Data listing
((

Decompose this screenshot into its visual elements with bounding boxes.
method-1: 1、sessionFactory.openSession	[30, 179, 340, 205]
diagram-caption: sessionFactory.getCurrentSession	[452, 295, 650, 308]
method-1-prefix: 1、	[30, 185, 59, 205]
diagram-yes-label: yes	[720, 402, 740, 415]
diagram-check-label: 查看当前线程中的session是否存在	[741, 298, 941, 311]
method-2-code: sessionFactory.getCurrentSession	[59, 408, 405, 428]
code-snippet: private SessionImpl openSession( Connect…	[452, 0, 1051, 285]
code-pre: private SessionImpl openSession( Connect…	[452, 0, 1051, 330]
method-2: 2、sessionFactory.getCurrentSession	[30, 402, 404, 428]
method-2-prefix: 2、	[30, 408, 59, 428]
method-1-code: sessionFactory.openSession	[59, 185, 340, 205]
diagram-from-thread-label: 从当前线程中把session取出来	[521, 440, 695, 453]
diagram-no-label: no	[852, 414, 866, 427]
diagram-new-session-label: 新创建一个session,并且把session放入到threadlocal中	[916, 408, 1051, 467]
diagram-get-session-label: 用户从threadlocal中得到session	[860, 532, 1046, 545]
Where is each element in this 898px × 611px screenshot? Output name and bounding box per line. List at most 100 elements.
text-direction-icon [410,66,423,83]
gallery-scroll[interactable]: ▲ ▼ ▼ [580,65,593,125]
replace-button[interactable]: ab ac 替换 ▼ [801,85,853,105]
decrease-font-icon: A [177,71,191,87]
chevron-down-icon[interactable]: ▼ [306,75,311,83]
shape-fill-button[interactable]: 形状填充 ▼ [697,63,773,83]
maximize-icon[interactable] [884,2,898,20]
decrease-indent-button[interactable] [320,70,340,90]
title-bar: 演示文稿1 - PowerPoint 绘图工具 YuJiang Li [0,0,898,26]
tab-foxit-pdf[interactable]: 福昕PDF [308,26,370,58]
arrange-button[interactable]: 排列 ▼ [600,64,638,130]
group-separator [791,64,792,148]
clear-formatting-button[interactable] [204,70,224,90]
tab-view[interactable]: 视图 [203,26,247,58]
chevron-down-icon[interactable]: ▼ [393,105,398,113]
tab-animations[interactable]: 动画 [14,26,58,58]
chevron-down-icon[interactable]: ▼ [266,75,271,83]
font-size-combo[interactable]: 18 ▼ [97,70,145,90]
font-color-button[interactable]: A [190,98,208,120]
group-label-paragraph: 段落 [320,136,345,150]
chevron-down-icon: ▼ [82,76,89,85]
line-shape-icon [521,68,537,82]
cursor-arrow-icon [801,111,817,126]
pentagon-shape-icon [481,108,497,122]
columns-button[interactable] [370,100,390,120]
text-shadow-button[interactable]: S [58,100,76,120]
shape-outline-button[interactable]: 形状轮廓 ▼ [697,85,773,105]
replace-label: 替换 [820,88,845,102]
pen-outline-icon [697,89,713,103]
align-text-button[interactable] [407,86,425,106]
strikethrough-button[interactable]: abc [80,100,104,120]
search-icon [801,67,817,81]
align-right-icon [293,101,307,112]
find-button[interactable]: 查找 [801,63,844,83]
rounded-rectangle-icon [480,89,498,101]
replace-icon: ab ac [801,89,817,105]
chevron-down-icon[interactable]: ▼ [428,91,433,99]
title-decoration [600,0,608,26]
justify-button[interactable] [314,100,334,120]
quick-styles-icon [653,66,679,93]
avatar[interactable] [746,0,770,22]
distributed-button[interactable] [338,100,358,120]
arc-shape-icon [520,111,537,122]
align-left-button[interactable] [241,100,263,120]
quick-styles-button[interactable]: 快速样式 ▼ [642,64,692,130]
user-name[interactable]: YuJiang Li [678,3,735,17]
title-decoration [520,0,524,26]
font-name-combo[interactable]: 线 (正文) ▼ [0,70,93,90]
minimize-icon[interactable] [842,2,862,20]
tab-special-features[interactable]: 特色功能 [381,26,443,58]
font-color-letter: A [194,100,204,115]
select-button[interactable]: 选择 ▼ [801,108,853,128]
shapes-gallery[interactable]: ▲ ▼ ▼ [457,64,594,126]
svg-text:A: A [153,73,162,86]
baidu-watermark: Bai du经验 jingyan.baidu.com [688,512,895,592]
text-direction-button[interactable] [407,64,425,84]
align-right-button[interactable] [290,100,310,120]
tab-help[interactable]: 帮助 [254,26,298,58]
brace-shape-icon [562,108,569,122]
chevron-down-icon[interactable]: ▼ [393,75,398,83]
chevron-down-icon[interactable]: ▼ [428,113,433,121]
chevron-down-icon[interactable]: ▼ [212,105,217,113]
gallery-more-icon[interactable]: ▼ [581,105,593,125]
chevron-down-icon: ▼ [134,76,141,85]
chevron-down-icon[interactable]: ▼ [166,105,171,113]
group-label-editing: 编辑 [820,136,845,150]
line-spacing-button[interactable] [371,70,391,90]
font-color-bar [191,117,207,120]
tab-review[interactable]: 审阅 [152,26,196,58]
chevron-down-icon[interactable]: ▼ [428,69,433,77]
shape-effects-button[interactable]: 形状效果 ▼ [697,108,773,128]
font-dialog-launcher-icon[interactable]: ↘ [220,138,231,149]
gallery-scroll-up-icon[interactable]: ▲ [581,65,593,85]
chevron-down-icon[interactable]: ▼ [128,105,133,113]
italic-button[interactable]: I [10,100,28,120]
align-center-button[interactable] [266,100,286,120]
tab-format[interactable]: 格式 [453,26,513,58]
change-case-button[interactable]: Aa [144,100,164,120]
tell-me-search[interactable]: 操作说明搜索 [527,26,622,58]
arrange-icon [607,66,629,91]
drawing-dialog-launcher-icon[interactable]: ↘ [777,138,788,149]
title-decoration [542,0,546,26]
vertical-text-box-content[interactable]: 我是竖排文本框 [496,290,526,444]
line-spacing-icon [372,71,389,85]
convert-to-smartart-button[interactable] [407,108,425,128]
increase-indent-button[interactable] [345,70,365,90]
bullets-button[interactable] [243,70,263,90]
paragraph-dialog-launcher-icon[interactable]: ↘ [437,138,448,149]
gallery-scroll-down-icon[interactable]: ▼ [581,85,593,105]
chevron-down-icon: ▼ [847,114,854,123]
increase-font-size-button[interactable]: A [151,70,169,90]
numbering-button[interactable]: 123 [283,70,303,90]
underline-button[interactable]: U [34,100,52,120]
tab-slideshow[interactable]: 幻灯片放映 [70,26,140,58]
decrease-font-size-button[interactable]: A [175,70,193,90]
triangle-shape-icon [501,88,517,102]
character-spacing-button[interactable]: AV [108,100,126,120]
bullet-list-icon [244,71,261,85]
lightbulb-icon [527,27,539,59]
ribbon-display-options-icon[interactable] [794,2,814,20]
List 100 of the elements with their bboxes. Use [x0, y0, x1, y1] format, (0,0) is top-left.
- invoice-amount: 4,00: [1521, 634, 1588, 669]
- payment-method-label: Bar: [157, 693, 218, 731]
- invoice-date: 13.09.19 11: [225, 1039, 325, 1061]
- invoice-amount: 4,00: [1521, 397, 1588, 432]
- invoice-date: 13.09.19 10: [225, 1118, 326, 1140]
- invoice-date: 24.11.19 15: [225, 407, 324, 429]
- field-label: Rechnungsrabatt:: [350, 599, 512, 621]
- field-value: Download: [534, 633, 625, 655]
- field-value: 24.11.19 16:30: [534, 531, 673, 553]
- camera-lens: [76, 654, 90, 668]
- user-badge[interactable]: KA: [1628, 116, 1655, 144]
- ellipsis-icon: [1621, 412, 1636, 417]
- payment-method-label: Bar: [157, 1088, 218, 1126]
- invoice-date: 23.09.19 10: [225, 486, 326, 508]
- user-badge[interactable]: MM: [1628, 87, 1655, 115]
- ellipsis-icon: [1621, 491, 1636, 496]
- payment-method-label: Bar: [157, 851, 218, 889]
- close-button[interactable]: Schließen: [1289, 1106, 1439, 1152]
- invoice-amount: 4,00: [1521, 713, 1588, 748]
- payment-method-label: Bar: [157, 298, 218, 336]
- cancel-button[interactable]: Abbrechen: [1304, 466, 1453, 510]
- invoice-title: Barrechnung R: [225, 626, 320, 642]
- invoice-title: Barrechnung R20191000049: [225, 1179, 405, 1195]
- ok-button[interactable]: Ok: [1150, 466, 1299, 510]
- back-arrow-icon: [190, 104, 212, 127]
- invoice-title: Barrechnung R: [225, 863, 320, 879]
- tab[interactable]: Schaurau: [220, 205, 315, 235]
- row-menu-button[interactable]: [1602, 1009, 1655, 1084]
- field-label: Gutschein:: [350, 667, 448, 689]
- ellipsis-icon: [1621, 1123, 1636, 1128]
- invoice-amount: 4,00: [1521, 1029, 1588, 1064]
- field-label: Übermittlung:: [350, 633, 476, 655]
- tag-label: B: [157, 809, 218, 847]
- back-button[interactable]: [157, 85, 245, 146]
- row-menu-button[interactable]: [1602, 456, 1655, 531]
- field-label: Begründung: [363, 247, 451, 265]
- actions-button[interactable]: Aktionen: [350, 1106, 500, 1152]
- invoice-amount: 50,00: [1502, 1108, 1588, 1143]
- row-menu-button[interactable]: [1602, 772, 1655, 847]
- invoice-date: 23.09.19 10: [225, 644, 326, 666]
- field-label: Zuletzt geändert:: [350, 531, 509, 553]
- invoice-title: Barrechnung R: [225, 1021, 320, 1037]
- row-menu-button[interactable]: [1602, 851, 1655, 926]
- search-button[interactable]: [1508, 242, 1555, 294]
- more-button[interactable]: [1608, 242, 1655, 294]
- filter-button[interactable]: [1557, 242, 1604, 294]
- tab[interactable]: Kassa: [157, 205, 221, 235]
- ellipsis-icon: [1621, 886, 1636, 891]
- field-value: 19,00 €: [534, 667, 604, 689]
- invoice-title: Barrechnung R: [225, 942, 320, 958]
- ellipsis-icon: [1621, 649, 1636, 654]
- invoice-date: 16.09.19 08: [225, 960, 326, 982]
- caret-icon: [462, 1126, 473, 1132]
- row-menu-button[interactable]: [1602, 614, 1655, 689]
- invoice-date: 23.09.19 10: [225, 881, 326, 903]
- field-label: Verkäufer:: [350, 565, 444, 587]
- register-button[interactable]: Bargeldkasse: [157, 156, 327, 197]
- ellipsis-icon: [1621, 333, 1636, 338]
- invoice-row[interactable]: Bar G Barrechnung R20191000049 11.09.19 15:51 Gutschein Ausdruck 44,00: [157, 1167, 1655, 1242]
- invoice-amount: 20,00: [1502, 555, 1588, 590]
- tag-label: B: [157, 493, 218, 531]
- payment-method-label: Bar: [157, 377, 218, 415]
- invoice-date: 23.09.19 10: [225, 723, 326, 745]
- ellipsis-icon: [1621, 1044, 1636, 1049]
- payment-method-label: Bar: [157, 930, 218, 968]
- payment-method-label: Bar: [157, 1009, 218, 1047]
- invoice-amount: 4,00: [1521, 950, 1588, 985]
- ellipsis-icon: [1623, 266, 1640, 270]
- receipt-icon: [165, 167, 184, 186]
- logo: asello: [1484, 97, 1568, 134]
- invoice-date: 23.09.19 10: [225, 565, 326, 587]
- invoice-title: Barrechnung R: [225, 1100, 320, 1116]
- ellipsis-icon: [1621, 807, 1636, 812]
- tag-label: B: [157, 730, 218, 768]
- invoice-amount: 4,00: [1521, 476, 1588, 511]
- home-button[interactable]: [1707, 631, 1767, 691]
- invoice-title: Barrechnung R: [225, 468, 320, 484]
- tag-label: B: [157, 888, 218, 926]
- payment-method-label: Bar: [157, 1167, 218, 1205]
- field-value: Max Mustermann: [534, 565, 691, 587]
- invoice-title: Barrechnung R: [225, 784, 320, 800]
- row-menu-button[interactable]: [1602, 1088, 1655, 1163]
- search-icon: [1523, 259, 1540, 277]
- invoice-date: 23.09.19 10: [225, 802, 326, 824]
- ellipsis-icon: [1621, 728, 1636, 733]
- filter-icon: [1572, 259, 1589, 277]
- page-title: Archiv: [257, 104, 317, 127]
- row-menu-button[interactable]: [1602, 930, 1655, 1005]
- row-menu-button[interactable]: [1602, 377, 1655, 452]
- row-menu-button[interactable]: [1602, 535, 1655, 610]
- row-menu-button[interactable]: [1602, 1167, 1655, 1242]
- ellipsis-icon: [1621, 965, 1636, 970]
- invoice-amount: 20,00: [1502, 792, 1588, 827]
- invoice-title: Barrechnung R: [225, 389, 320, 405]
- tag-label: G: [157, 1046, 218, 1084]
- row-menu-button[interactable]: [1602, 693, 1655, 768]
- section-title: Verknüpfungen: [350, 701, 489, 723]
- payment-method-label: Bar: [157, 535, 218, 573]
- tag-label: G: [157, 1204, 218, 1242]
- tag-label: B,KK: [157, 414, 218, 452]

))

▶ [Written instruction]: Repeat the rows above word for word, starting at the first row and ending at the row containing "414, 866, 427]", with both of those rows included.

▶ [Task response]:
Decompose this screenshot into its visual elements with bounding boxes.
method-1: 1、sessionFactory.openSession	[30, 179, 340, 205]
diagram-caption: sessionFactory.getCurrentSession	[452, 295, 650, 308]
method-1-prefix: 1、	[30, 185, 59, 205]
diagram-yes-label: yes	[720, 402, 740, 415]
diagram-check-label: 查看当前线程中的session是否存在	[741, 298, 941, 311]
method-2-code: sessionFactory.getCurrentSession	[59, 408, 405, 428]
code-snippet: private SessionImpl openSession( Connect…	[452, 0, 1051, 285]
code-pre: private SessionImpl openSession( Connect…	[452, 0, 1051, 330]
method-2: 2、sessionFactory.getCurrentSession	[30, 402, 404, 428]
method-2-prefix: 2、	[30, 408, 59, 428]
method-1-code: sessionFactory.openSession	[59, 185, 340, 205]
diagram-from-thread-label: 从当前线程中把session取出来	[521, 440, 695, 453]
diagram-no-label: no	[852, 414, 866, 427]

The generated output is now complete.